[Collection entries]
=-=-=-=-=
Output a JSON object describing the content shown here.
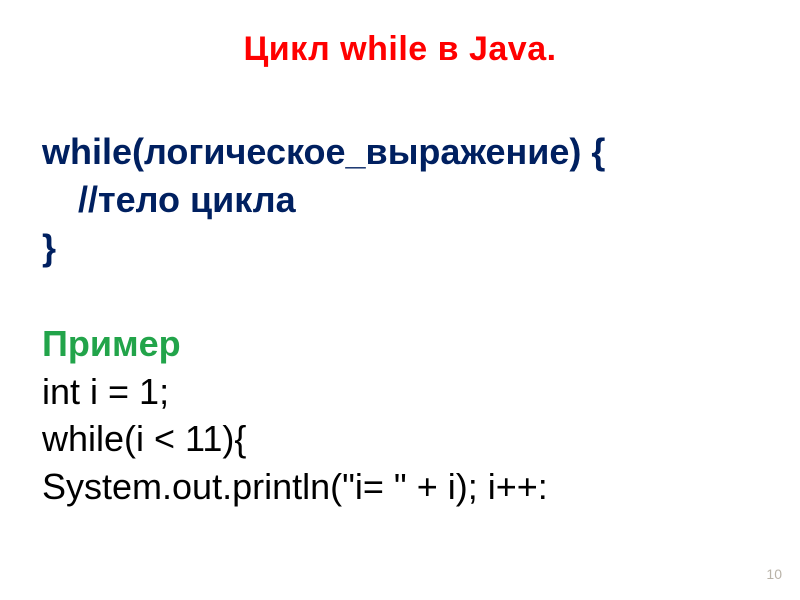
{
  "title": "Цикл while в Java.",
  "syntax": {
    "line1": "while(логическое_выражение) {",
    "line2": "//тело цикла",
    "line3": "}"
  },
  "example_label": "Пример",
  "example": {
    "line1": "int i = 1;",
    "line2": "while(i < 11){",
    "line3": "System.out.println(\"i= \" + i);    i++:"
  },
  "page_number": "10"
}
=-=-=-=-=
What is asked>
Transcribe all the lines above exactly, apart from the pictures.

Worked solution>
Output a JSON object describing the content shown here.
{
  "title": "Цикл while в Java.",
  "syntax": {
    "line1": "while(логическое_выражение) {",
    "line2": "//тело цикла",
    "line3": "}"
  },
  "example_label": "Пример",
  "example": {
    "line1": "int i = 1;",
    "line2": "while(i < 11){",
    "line3": "System.out.println(\"i= \" + i);    i++:"
  },
  "page_number": "10"
}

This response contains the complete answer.